**Stored data entries:**

>> START

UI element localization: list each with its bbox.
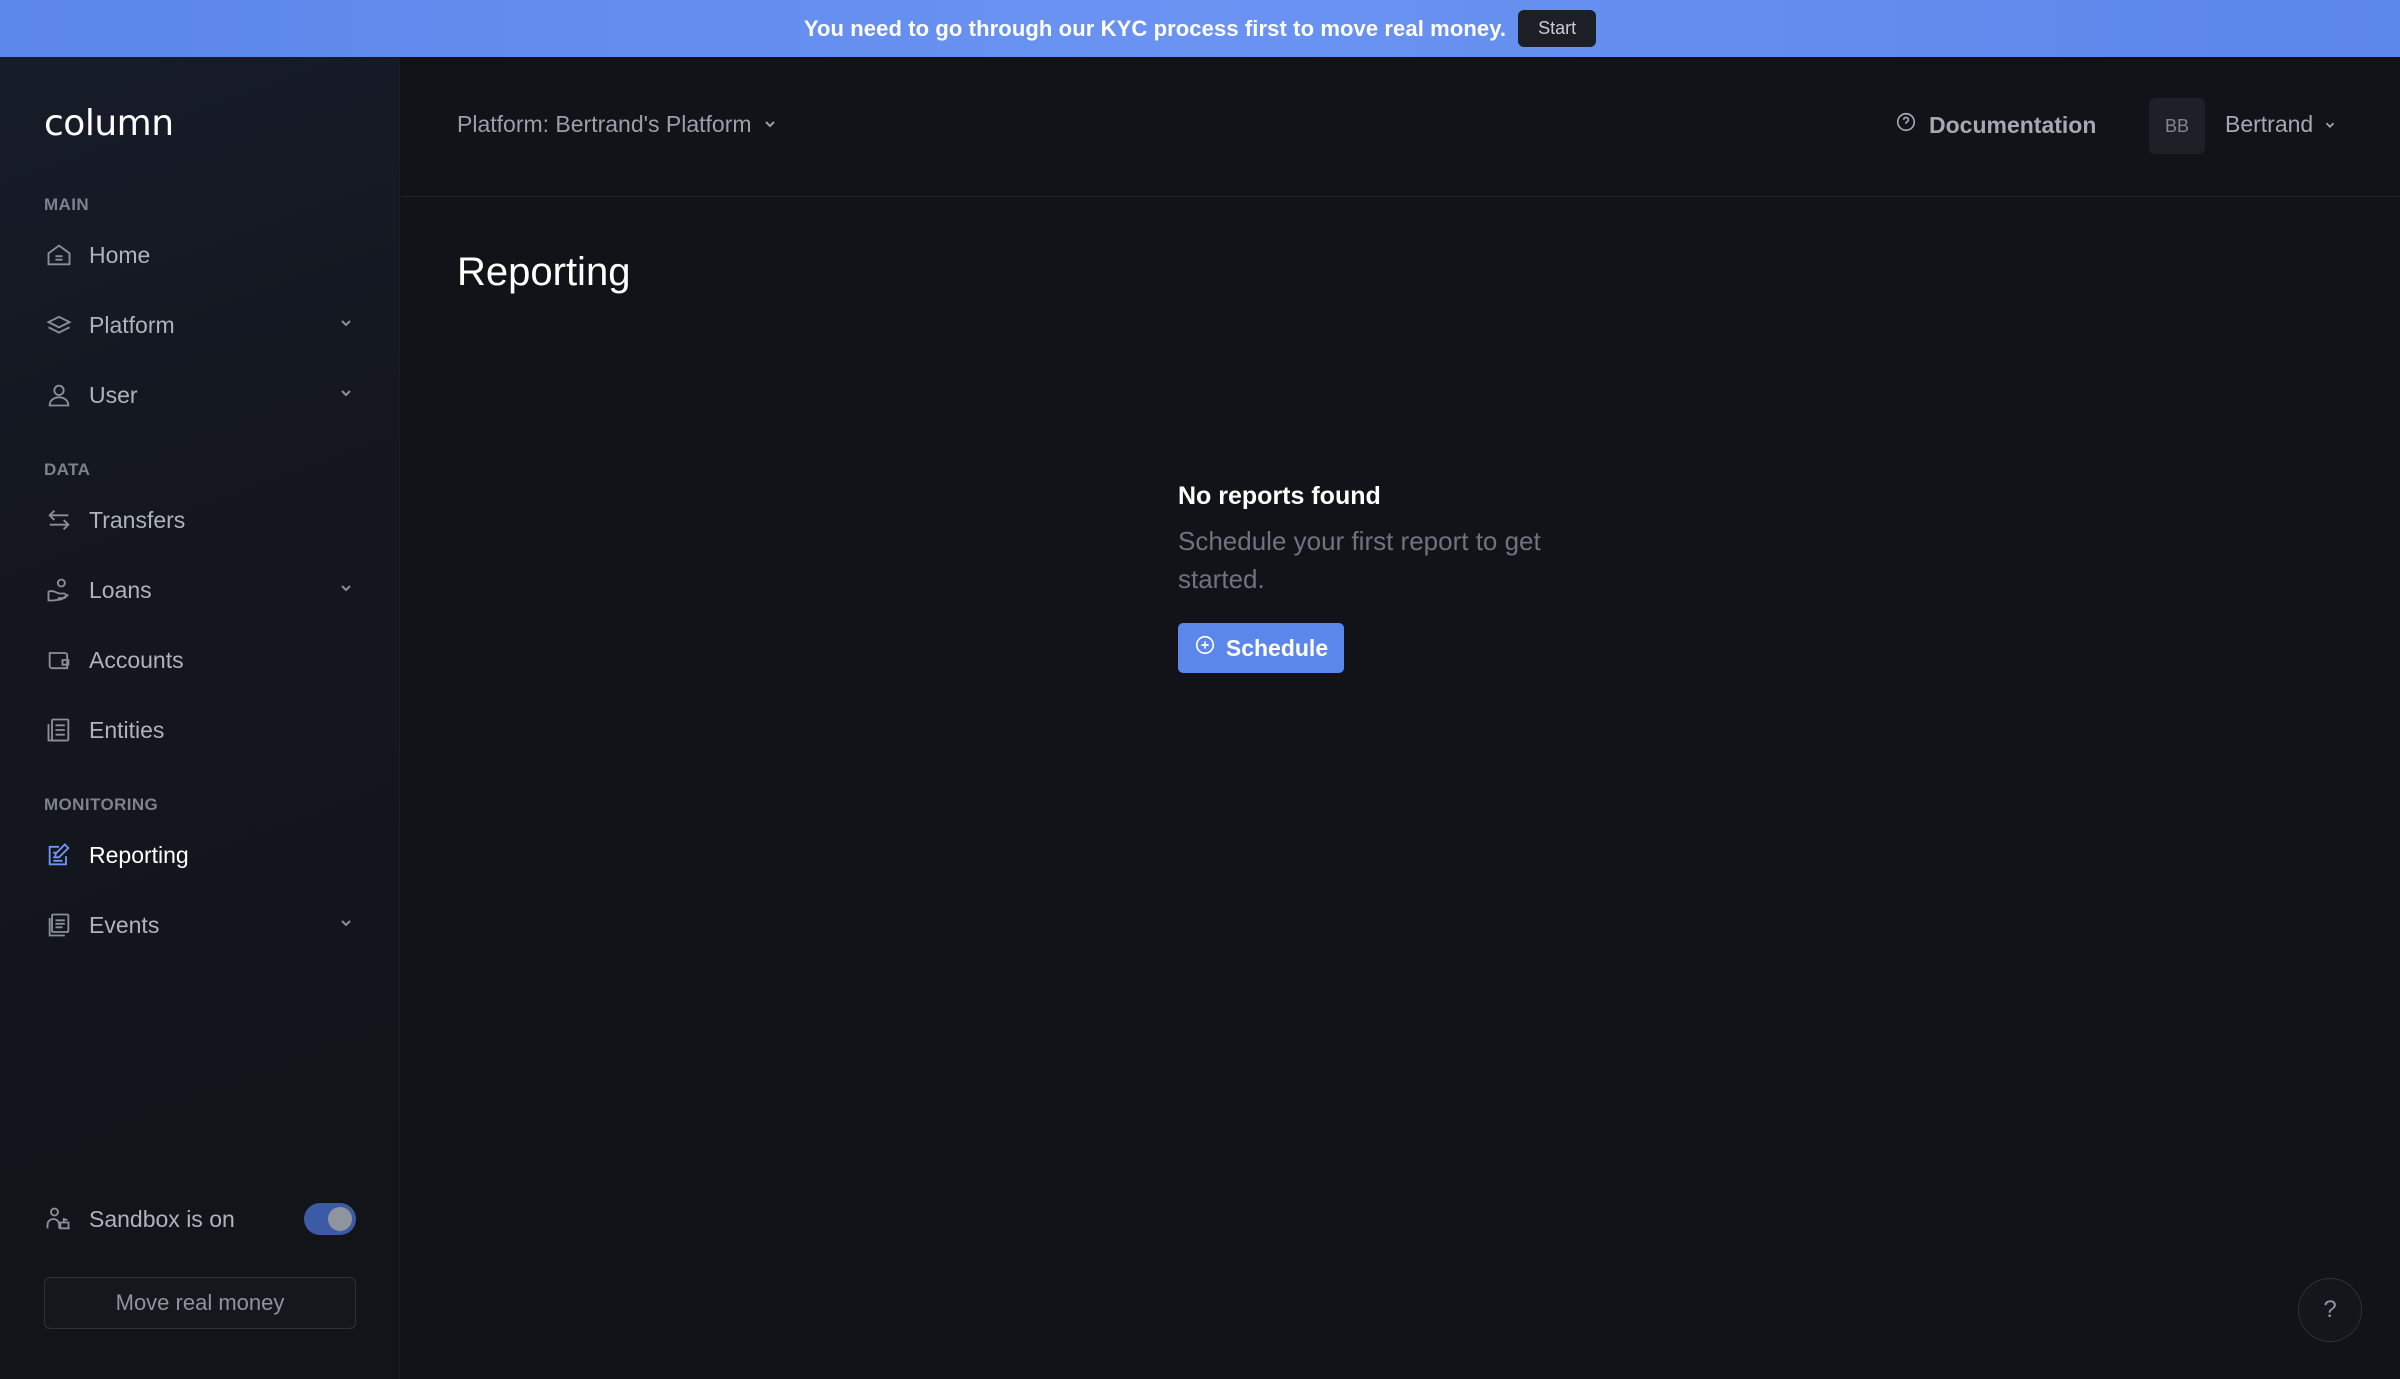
kyc-banner-text: You need to go through our KYC process f… [803, 15, 1507, 41]
sidebar-item-events[interactable]: Events [44, 903, 354, 947]
sidebar-item-label: Reporting [89, 841, 189, 868]
move-real-money-button[interactable]: Move real money [44, 1277, 356, 1329]
sidebar-item-label: Events [89, 911, 160, 938]
chevron-down-icon [338, 580, 354, 601]
sidebar-item-label: Loans [89, 576, 152, 603]
kyc-banner: You need to go through our KYC process f… [0, 0, 2400, 57]
sidebar-item-loans[interactable]: Loans [44, 568, 354, 612]
document-list-icon [44, 715, 74, 745]
top-header: Platform: Bertrand's Platform Documentat… [401, 57, 2400, 197]
page-title: Reporting [457, 250, 631, 294]
schedule-button[interactable]: Schedule [1178, 623, 1344, 673]
sidebar: column MAIN Home Platform User DATA Tran… [0, 57, 400, 1379]
sidebar-item-label: User [89, 381, 138, 408]
user-name: Bertrand [2225, 111, 2314, 137]
transfer-arrows-icon [44, 505, 74, 535]
sandbox-row: Sandbox is on [44, 1197, 356, 1241]
toggle-knob [328, 1207, 352, 1231]
sidebar-item-reporting[interactable]: Reporting [44, 833, 354, 877]
sidebar-item-label: Platform [89, 311, 175, 338]
events-icon [44, 910, 74, 940]
sidebar-item-label: Home [89, 241, 151, 268]
schedule-label: Schedule [1225, 634, 1329, 661]
plus-circle-icon [1194, 634, 1216, 662]
kyc-start-button[interactable]: Start [1518, 10, 1597, 47]
section-label-data: DATA [44, 460, 91, 479]
chevron-down-icon [338, 915, 354, 936]
sandbox-icon [44, 1204, 74, 1234]
avatar[interactable]: BB [2149, 98, 2205, 154]
user-icon [44, 380, 74, 410]
chevron-down-icon [338, 315, 354, 336]
hand-coin-icon [44, 575, 74, 605]
sidebar-item-label: Transfers [89, 506, 186, 533]
platform-selector-label: Platform: Bertrand's Platform [457, 111, 752, 137]
report-edit-icon [44, 840, 74, 870]
documentation-link[interactable]: Documentation [1895, 111, 2096, 139]
user-menu[interactable]: Bertrand [2225, 111, 2337, 138]
chevron-down-icon [338, 385, 354, 406]
logo[interactable]: column [44, 103, 174, 144]
section-label-main: MAIN [44, 195, 90, 214]
section-label-monitoring: MONITORING [44, 795, 159, 814]
wallet-icon [44, 645, 74, 675]
sidebar-item-label: Accounts [89, 646, 184, 673]
sidebar-item-label: Entities [89, 716, 165, 743]
sidebar-item-entities[interactable]: Entities [44, 708, 354, 752]
documentation-label: Documentation [1929, 111, 2097, 138]
sandbox-toggle[interactable] [304, 1203, 356, 1235]
sidebar-item-home[interactable]: Home [44, 233, 354, 277]
home-icon [44, 240, 74, 270]
sandbox-label: Sandbox is on [89, 1205, 235, 1232]
sidebar-item-user[interactable]: User [44, 373, 354, 417]
help-button[interactable]: ? [2298, 1278, 2362, 1342]
empty-state-description: Schedule your first report to get starte… [1178, 526, 1541, 594]
empty-state-title: No reports found [1178, 482, 1381, 510]
sidebar-item-platform[interactable]: Platform [44, 303, 354, 347]
sidebar-item-transfers[interactable]: Transfers [44, 498, 354, 542]
chevron-down-icon [762, 111, 778, 138]
platform-selector[interactable]: Platform: Bertrand's Platform [457, 111, 778, 138]
chevron-down-icon [2323, 111, 2337, 138]
sidebar-item-accounts[interactable]: Accounts [44, 638, 354, 682]
layers-icon [44, 310, 74, 340]
help-circle-icon [1895, 111, 1917, 139]
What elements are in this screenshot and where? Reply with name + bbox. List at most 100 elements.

>> END

**Instruction:**
Copy every one of these lines word for word, leaving out the picture.

**Full output:**
UI element localization: list each with its bbox.
kyc-banner-text: You need to go through our KYC process f… [803, 15, 1507, 41]
sidebar-item-events[interactable]: Events [44, 903, 354, 947]
sidebar-item-label: Reporting [89, 841, 189, 868]
move-real-money-button[interactable]: Move real money [44, 1277, 356, 1329]
sidebar-item-label: Events [89, 911, 160, 938]
chevron-down-icon [338, 580, 354, 601]
sidebar-item-label: Loans [89, 576, 152, 603]
kyc-banner: You need to go through our KYC process f… [0, 0, 2400, 57]
sidebar-item-loans[interactable]: Loans [44, 568, 354, 612]
document-list-icon [44, 715, 74, 745]
top-header: Platform: Bertrand's Platform Documentat… [401, 57, 2400, 197]
page-title: Reporting [457, 250, 631, 294]
schedule-button[interactable]: Schedule [1178, 623, 1344, 673]
sidebar: column MAIN Home Platform User DATA Tran… [0, 57, 400, 1379]
sidebar-item-label: User [89, 381, 138, 408]
user-name: Bertrand [2225, 111, 2314, 137]
transfer-arrows-icon [44, 505, 74, 535]
sandbox-row: Sandbox is on [44, 1197, 356, 1241]
toggle-knob [328, 1207, 352, 1231]
sidebar-item-reporting[interactable]: Reporting [44, 833, 354, 877]
sidebar-item-label: Platform [89, 311, 175, 338]
events-icon [44, 910, 74, 940]
sidebar-item-label: Home [89, 241, 151, 268]
schedule-label: Schedule [1225, 634, 1329, 661]
plus-circle-icon [1194, 634, 1216, 662]
kyc-start-button[interactable]: Start [1518, 10, 1597, 47]
section-label-data: DATA [44, 460, 91, 479]
chevron-down-icon [338, 915, 354, 936]
sandbox-icon [44, 1204, 74, 1234]
avatar[interactable]: BB [2149, 98, 2205, 154]
user-icon [44, 380, 74, 410]
chevron-down-icon [338, 315, 354, 336]
hand-coin-icon [44, 575, 74, 605]
sidebar-item-label: Transfers [89, 506, 186, 533]
platform-selector-label: Platform: Bertrand's Platform [457, 111, 752, 137]
report-edit-icon [44, 840, 74, 870]
documentation-link[interactable]: Documentation [1895, 111, 2096, 139]
user-menu[interactable]: Bertrand [2225, 111, 2337, 138]
chevron-down-icon [338, 385, 354, 406]
logo[interactable]: column [44, 103, 174, 144]
section-label-main: MAIN [44, 195, 90, 214]
section-label-monitoring: MONITORING [44, 795, 159, 814]
wallet-icon [44, 645, 74, 675]
sidebar-item-label: Accounts [89, 646, 184, 673]
sidebar-item-label: Entities [89, 716, 165, 743]
sidebar-item-entities[interactable]: Entities [44, 708, 354, 752]
documentation-label: Documentation [1929, 111, 2097, 138]
sandbox-toggle[interactable] [304, 1203, 356, 1235]
sidebar-item-home[interactable]: Home [44, 233, 354, 277]
home-icon [44, 240, 74, 270]
sandbox-label: Sandbox is on [89, 1205, 235, 1232]
sidebar-item-user[interactable]: User [44, 373, 354, 417]
help-button[interactable]: ? [2298, 1278, 2362, 1342]
empty-state-description: Schedule your first report to get starte… [1178, 526, 1541, 594]
empty-state-title: No reports found [1178, 482, 1381, 510]
sidebar-item-platform[interactable]: Platform [44, 303, 354, 347]
sidebar-item-transfers[interactable]: Transfers [44, 498, 354, 542]
chevron-down-icon [762, 111, 778, 138]
platform-selector[interactable]: Platform: Bertrand's Platform [457, 111, 778, 138]
chevron-down-icon [2323, 111, 2337, 138]
sidebar-item-accounts[interactable]: Accounts [44, 638, 354, 682]
layers-icon [44, 310, 74, 340]
help-circle-icon [1895, 111, 1917, 139]
What elements are in this screenshot and where? Reply with name + bbox. List at most 100 elements.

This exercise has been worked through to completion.